### To do:
Look through the data for the string "this". Copy every line where it is found.

— Start —

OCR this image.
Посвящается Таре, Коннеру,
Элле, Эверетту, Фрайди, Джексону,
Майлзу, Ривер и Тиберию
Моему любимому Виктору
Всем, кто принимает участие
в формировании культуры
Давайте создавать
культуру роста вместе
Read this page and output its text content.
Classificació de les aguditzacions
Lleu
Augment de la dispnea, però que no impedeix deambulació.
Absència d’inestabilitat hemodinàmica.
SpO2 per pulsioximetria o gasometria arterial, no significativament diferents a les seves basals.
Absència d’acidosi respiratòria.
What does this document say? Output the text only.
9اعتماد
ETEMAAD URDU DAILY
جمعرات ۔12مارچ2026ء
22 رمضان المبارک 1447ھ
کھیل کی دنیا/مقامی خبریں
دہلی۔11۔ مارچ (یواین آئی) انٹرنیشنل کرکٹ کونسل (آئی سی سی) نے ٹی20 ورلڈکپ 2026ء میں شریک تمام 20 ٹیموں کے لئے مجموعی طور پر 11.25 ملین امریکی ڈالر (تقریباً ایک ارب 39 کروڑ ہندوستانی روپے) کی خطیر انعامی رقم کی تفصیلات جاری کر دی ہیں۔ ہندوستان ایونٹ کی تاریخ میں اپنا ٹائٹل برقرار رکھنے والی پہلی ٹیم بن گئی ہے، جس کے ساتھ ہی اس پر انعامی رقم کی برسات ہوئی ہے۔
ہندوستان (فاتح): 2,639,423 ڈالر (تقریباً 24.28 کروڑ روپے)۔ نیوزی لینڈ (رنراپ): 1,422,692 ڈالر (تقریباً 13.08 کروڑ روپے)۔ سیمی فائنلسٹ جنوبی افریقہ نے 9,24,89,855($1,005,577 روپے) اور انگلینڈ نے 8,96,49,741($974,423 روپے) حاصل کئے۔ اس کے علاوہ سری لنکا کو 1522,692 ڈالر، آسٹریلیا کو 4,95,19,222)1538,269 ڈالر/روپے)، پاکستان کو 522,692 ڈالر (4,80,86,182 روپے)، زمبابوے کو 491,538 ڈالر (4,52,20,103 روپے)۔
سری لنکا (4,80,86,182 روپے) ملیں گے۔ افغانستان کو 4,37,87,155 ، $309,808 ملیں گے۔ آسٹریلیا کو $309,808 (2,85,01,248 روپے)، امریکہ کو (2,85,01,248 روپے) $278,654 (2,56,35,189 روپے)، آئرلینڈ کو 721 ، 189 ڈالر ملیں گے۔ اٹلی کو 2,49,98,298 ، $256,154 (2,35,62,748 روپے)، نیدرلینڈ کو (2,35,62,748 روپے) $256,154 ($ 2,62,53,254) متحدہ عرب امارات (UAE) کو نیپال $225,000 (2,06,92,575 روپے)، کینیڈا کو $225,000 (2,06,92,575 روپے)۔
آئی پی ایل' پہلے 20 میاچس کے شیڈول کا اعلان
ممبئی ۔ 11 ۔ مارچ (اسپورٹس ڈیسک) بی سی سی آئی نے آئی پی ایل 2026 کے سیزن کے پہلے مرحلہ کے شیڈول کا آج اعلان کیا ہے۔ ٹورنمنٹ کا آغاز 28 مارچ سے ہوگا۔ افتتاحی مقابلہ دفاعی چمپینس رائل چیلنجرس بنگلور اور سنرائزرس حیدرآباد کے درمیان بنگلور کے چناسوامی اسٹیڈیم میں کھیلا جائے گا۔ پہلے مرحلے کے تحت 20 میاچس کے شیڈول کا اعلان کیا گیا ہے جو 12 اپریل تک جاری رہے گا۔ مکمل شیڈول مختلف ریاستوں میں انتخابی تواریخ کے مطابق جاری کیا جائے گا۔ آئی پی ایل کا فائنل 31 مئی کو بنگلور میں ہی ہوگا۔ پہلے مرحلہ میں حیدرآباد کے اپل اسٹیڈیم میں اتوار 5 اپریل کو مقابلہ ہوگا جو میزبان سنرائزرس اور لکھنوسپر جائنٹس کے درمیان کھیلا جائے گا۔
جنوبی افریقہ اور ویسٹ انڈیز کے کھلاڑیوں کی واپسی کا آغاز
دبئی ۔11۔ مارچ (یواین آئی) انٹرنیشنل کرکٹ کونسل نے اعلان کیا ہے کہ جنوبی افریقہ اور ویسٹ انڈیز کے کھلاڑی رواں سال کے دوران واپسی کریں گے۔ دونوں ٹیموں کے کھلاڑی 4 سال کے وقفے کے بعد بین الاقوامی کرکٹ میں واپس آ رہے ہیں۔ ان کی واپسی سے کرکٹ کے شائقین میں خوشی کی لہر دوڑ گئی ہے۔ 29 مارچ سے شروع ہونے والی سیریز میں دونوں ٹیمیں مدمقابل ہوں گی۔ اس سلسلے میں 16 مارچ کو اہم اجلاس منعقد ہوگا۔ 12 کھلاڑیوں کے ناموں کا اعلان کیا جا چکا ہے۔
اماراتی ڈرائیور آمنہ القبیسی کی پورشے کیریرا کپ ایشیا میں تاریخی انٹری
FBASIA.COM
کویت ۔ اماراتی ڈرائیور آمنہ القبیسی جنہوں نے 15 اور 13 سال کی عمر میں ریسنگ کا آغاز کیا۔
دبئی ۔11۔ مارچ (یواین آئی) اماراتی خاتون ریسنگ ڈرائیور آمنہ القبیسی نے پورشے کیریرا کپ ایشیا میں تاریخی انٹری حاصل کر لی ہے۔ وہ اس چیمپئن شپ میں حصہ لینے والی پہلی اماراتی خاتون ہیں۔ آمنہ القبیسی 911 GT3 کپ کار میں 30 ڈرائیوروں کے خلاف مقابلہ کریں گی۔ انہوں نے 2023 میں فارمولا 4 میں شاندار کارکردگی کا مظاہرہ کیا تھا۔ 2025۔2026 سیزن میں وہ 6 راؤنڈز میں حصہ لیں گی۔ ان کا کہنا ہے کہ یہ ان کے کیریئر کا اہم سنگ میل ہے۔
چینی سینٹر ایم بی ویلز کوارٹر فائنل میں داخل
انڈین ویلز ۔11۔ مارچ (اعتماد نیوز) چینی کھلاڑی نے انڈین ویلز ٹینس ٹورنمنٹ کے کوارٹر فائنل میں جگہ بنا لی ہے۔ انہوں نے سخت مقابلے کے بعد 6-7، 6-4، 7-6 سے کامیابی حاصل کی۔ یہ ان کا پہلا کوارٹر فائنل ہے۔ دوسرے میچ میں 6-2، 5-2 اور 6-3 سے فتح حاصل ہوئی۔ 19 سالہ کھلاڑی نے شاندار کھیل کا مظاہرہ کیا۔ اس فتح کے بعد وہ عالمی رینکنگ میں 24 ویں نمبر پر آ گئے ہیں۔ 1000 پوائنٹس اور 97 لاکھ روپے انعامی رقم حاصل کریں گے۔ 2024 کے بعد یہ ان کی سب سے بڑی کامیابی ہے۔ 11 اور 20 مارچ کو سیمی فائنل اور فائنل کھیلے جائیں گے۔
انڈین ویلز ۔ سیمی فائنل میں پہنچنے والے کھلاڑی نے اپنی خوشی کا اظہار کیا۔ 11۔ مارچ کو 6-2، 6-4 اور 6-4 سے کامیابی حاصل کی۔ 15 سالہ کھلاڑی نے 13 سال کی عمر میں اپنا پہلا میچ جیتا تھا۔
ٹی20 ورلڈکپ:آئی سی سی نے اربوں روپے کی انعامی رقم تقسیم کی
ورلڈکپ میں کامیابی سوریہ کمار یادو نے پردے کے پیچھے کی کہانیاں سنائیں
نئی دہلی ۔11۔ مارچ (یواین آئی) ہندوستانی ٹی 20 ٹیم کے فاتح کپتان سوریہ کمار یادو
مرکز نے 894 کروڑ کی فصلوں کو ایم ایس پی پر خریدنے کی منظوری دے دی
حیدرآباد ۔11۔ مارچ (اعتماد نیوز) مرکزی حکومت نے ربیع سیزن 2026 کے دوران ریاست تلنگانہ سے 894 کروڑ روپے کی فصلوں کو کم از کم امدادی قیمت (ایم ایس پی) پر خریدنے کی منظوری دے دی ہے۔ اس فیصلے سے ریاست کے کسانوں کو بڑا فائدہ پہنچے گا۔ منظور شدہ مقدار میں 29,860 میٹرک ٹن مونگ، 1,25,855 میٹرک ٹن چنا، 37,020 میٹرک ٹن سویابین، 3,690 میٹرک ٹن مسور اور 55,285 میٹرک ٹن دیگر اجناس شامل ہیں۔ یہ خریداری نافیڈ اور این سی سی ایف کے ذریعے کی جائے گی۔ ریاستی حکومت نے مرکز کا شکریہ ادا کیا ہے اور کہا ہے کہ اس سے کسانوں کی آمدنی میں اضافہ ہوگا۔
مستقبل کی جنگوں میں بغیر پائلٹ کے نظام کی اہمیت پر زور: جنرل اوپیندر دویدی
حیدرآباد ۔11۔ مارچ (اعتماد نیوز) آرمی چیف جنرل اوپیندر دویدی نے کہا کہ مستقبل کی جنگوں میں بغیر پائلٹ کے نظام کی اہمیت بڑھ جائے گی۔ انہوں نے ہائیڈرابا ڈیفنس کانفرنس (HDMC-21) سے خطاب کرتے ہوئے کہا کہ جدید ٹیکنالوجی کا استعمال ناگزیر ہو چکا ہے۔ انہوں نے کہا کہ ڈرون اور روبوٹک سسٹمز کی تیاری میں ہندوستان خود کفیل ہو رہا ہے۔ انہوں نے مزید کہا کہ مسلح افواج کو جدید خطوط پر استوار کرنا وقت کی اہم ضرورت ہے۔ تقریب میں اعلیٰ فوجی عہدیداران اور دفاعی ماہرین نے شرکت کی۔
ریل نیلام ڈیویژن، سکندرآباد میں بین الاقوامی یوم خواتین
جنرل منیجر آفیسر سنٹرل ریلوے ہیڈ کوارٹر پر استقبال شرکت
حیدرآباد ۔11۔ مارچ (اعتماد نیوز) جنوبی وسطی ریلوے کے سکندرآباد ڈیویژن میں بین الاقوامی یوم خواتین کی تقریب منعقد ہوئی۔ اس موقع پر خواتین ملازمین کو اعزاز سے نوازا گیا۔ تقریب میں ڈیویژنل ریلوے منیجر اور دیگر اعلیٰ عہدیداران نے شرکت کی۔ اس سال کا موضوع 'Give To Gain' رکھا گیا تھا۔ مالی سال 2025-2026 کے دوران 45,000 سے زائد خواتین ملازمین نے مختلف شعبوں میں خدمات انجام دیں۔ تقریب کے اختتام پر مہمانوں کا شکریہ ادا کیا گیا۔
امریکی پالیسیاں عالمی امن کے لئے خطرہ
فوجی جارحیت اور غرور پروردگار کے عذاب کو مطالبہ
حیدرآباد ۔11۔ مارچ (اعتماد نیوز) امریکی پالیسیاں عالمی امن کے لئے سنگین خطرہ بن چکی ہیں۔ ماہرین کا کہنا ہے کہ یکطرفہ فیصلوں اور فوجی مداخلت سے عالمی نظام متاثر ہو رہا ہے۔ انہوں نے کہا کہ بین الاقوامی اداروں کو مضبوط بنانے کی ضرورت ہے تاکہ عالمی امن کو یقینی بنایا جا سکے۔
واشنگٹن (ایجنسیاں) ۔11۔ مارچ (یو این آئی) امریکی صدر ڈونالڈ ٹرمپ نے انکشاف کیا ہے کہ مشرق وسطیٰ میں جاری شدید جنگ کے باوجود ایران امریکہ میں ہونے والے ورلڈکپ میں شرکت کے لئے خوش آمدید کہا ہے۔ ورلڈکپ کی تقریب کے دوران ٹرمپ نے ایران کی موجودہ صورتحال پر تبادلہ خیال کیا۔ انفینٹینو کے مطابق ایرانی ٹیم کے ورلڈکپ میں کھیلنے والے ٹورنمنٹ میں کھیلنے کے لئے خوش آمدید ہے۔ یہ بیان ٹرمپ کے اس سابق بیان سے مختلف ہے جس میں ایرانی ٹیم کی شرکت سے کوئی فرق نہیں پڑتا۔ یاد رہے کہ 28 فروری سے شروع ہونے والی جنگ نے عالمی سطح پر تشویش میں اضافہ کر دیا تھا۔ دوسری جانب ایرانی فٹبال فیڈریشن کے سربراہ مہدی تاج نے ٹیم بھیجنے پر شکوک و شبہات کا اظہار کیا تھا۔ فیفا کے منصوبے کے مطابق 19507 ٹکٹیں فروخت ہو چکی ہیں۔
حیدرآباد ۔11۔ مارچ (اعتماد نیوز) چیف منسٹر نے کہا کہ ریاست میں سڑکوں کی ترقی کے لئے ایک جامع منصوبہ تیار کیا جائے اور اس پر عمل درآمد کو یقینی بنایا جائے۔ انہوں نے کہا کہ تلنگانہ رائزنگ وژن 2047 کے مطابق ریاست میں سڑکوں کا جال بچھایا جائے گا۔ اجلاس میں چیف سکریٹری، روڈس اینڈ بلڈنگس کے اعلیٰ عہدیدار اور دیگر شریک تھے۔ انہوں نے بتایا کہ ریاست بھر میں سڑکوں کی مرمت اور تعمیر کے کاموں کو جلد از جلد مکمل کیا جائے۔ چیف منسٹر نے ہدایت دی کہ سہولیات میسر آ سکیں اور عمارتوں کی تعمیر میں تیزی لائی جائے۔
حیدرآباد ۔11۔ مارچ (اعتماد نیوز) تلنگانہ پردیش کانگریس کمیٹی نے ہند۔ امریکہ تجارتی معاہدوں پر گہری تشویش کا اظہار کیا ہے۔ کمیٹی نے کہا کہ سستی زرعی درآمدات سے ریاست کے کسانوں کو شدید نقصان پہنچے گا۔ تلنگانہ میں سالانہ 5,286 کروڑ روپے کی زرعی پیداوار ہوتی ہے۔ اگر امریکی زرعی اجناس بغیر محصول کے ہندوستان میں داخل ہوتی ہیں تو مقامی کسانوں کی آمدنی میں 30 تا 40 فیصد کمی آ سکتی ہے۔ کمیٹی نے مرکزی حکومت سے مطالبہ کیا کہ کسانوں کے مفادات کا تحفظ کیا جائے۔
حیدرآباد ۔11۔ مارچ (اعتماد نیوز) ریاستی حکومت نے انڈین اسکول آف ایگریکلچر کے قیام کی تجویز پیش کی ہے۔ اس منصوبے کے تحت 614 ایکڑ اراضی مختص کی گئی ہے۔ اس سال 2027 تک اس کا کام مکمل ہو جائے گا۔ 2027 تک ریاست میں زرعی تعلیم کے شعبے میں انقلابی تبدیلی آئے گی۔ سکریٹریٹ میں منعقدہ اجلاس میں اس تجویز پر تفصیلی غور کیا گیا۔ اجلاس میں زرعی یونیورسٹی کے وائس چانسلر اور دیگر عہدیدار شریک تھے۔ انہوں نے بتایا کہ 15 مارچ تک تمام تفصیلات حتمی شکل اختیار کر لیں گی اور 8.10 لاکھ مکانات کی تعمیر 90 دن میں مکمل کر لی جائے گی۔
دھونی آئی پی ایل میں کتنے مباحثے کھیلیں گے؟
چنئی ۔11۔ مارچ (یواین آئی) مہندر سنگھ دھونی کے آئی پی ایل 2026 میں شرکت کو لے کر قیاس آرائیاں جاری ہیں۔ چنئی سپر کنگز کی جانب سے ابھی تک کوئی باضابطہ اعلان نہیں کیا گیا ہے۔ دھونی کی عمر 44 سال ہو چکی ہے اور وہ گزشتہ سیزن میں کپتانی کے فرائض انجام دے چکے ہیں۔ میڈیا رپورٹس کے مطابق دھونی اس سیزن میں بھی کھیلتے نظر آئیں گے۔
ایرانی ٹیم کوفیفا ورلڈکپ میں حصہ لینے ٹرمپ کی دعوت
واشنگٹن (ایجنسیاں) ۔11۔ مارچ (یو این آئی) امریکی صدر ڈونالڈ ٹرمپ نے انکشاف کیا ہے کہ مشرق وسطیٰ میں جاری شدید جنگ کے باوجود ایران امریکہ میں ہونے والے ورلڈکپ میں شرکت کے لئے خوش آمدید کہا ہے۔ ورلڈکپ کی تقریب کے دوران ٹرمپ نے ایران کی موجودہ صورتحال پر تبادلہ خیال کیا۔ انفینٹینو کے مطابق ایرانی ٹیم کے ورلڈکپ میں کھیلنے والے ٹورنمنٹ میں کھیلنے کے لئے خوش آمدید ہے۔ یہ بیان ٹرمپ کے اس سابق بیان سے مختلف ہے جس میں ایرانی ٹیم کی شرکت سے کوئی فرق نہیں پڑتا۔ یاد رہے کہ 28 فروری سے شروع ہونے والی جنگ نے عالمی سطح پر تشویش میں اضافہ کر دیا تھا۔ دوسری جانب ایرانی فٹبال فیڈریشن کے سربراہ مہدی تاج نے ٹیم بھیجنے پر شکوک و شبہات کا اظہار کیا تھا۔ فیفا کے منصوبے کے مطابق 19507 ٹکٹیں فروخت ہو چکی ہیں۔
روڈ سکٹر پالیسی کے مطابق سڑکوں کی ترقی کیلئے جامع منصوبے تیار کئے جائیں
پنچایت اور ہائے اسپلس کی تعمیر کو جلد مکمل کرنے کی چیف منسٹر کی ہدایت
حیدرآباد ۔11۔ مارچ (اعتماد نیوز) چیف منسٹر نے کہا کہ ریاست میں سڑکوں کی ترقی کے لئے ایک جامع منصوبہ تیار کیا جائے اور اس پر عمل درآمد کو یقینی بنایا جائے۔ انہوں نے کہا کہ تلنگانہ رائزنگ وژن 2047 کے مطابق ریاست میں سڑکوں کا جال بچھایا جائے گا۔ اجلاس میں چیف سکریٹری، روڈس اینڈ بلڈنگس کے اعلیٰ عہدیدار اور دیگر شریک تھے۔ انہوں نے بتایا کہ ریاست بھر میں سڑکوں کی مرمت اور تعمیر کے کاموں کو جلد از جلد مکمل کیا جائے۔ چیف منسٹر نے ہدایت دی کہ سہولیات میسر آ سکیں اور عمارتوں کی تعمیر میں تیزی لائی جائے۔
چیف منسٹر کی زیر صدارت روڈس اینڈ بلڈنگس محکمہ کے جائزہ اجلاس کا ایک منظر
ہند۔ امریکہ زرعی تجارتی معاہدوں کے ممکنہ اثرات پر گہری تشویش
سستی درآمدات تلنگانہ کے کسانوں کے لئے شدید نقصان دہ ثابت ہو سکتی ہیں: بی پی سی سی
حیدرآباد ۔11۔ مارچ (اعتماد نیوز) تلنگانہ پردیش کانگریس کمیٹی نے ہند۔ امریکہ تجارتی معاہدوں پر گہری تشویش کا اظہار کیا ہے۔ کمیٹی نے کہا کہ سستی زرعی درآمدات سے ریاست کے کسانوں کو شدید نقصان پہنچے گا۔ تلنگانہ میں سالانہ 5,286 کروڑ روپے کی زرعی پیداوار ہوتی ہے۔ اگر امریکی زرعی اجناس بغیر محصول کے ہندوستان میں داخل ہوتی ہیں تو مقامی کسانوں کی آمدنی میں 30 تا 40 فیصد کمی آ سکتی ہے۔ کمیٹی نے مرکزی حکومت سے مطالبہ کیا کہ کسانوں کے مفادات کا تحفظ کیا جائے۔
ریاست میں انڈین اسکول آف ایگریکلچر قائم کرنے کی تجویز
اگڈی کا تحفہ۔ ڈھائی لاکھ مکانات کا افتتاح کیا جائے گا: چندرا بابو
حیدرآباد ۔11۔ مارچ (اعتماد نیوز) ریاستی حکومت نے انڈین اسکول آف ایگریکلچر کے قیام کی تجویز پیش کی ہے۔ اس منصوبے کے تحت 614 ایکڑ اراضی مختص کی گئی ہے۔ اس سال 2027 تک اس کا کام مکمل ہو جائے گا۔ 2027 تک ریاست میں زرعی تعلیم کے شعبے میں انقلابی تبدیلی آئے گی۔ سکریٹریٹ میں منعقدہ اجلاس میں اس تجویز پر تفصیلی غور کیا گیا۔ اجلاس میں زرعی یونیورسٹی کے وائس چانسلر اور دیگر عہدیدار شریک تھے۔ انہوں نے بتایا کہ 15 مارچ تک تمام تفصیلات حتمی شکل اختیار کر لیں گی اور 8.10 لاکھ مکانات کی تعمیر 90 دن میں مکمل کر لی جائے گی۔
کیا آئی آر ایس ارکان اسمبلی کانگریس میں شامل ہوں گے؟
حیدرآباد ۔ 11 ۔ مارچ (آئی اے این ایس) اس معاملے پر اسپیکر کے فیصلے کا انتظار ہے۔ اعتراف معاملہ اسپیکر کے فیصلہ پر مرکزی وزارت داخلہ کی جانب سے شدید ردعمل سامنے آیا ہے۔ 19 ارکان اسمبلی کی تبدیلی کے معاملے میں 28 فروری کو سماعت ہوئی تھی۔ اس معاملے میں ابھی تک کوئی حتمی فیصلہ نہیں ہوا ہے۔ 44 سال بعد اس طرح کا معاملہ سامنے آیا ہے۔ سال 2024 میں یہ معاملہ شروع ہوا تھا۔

— End —

### Finished task:
OCR this image.
Read this page and output its text content.
What does this document say? Output the text only.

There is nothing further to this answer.